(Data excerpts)

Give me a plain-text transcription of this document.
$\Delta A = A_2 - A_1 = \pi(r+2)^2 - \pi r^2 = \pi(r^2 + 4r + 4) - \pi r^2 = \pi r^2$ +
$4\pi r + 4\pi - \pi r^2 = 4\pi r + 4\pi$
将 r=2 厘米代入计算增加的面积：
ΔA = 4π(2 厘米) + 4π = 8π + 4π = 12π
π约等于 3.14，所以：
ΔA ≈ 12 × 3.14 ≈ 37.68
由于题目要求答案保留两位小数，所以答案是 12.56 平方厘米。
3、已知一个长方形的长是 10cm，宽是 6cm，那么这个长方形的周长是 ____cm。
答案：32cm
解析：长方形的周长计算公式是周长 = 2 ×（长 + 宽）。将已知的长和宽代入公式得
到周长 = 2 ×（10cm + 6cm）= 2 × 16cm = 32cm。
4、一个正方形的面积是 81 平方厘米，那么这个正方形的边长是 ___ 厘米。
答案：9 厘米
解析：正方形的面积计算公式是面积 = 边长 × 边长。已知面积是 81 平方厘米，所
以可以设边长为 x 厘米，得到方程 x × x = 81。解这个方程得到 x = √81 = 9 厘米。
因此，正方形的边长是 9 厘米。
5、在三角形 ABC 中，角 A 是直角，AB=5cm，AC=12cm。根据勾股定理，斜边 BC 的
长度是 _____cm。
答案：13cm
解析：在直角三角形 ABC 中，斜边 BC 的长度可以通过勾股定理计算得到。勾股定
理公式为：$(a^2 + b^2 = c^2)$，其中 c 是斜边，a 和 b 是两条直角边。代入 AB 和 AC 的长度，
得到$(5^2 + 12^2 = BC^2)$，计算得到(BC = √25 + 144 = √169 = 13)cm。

_TASK BRIEF_: Write down all the entries again without a single difference.

_EXERCISE RESPONSE_:
Give me a plain-text transcription of this document.
$\Delta A = A_2 - A_1 = \pi(r+2)^2 - \pi r^2 = \pi(r^2 + 4r + 4) - \pi r^2 = \pi r^2$ +
$4\pi r + 4\pi - \pi r^2 = 4\pi r + 4\pi$
将 r=2 厘米代入计算增加的面积：
ΔA = 4π(2 厘米) + 4π = 8π + 4π = 12π
π约等于 3.14，所以：
ΔA ≈ 12 × 3.14 ≈ 37.68
由于题目要求答案保留两位小数，所以答案是 12.56 平方厘米。
3、已知一个长方形的长是 10cm，宽是 6cm，那么这个长方形的周长是 ____cm。
答案：32cm
解析：长方形的周长计算公式是周长 = 2 ×（长 + 宽）。将已知的长和宽代入公式得
到周长 = 2 ×（10cm + 6cm）= 2 × 16cm = 32cm。
4、一个正方形的面积是 81 平方厘米，那么这个正方形的边长是 ___ 厘米。
答案：9 厘米
解析：正方形的面积计算公式是面积 = 边长 × 边长。已知面积是 81 平方厘米，所
以可以设边长为 x 厘米，得到方程 x × x = 81。解这个方程得到 x = √81 = 9 厘米。
因此，正方形的边长是 9 厘米。
5、在三角形 ABC 中，角 A 是直角，AB=5cm，AC=12cm。根据勾股定理，斜边 BC 的
长度是 _____cm。
答案：13cm
解析：在直角三角形 ABC 中，斜边 BC 的长度可以通过勾股定理计算得到。勾股定
理公式为：$(a^2 + b^2 = c^2)$，其中 c 是斜边，a 和 b 是两条直角边。代入 AB 和 AC 的长度，
得到$(5^2 + 12^2 = BC^2)$，计算得到(BC = √25 + 144 = √169 = 13)cm。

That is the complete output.